(Stored data)
==============================
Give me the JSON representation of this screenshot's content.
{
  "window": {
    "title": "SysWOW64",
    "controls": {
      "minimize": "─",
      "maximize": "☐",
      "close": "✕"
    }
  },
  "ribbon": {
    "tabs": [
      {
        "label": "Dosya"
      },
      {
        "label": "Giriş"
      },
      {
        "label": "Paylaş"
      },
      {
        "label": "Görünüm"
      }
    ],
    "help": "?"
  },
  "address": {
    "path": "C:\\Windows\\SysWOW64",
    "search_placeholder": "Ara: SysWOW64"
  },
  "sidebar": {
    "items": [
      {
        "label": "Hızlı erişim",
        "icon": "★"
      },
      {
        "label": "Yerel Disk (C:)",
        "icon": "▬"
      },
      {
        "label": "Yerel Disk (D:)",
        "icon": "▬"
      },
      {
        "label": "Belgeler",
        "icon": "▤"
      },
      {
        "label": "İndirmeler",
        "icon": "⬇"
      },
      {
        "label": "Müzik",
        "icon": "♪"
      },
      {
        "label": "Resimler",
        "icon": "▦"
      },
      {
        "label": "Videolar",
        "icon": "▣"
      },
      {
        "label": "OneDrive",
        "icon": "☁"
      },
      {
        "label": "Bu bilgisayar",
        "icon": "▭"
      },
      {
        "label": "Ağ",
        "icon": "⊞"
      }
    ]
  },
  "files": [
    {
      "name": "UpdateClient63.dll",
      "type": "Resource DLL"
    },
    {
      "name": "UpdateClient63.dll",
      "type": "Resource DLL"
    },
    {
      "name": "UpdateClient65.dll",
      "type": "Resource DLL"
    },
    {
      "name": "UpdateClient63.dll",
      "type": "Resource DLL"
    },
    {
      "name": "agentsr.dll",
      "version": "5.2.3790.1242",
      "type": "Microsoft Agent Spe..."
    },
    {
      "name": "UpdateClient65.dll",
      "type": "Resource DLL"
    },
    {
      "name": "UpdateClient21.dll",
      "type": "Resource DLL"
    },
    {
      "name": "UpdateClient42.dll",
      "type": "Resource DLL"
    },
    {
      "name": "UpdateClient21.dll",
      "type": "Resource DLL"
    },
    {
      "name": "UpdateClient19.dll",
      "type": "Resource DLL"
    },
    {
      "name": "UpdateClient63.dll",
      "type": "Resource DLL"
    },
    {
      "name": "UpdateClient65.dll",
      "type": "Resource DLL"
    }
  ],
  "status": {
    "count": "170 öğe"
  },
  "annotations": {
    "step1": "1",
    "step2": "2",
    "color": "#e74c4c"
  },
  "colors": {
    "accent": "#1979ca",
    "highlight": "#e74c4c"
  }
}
==============================
◆ **Exercise prompt**: Exactly as shown, repeat every record.

◆ **Exercise answer**:
Give me the JSON representation of this screenshot's content.
{
  "window": {
    "title": "SysWOW64",
    "controls": {
      "minimize": "─",
      "maximize": "☐",
      "close": "✕"
    }
  },
  "ribbon": {
    "tabs": [
      {
        "label": "Dosya"
      },
      {
        "label": "Giriş"
      },
      {
        "label": "Paylaş"
      },
      {
        "label": "Görünüm"
      }
    ],
    "help": "?"
  },
  "address": {
    "path": "C:\\Windows\\SysWOW64",
    "search_placeholder": "Ara: SysWOW64"
  },
  "sidebar": {
    "items": [
      {
        "label": "Hızlı erişim",
        "icon": "★"
      },
      {
        "label": "Yerel Disk (C:)",
        "icon": "▬"
      },
      {
        "label": "Yerel Disk (D:)",
        "icon": "▬"
      },
      {
        "label": "Belgeler",
        "icon": "▤"
      },
      {
        "label": "İndirmeler",
        "icon": "⬇"
      },
      {
        "label": "Müzik",
        "icon": "♪"
      },
      {
        "label": "Resimler",
        "icon": "▦"
      },
      {
        "label": "Videolar",
        "icon": "▣"
      },
      {
        "label": "OneDrive",
        "icon": "☁"
      },
      {
        "label": "Bu bilgisayar",
        "icon": "▭"
      },
      {
        "label": "Ağ",
        "icon": "⊞"
      }
    ]
  },
  "files": [
    {
      "name": "UpdateClient63.dll",
      "type": "Resource DLL"
    },
    {
      "name": "UpdateClient63.dll",
      "type": "Resource DLL"
    },
    {
      "name": "UpdateClient65.dll",
      "type": "Resource DLL"
    },
    {
      "name": "UpdateClient63.dll",
      "type": "Resource DLL"
    },
    {
      "name": "agentsr.dll",
      "version": "5.2.3790.1242",
      "type": "Microsoft Agent Spe..."
    },
    {
      "name": "UpdateClient65.dll",
      "type": "Resource DLL"
    },
    {
      "name": "UpdateClient21.dll",
      "type": "Resource DLL"
    },
    {
      "name": "UpdateClient42.dll",
      "type": "Resource DLL"
    },
    {
      "name": "UpdateClient21.dll",
      "type": "Resource DLL"
    },
    {
      "name": "UpdateClient19.dll",
      "type": "Resource DLL"
    },
    {
      "name": "UpdateClient63.dll",
      "type": "Resource DLL"
    },
    {
      "name": "UpdateClient65.dll",
      "type": "Resource DLL"
    }
  ],
  "status": {
    "count": "170 öğe"
  },
  "annotations": {
    "step1": "1",
    "step2": "2",
    "color": "#e74c4c"
  },
  "colors": {
    "accent": "#1979ca",
    "highlight": "#e74c4c"
  }
}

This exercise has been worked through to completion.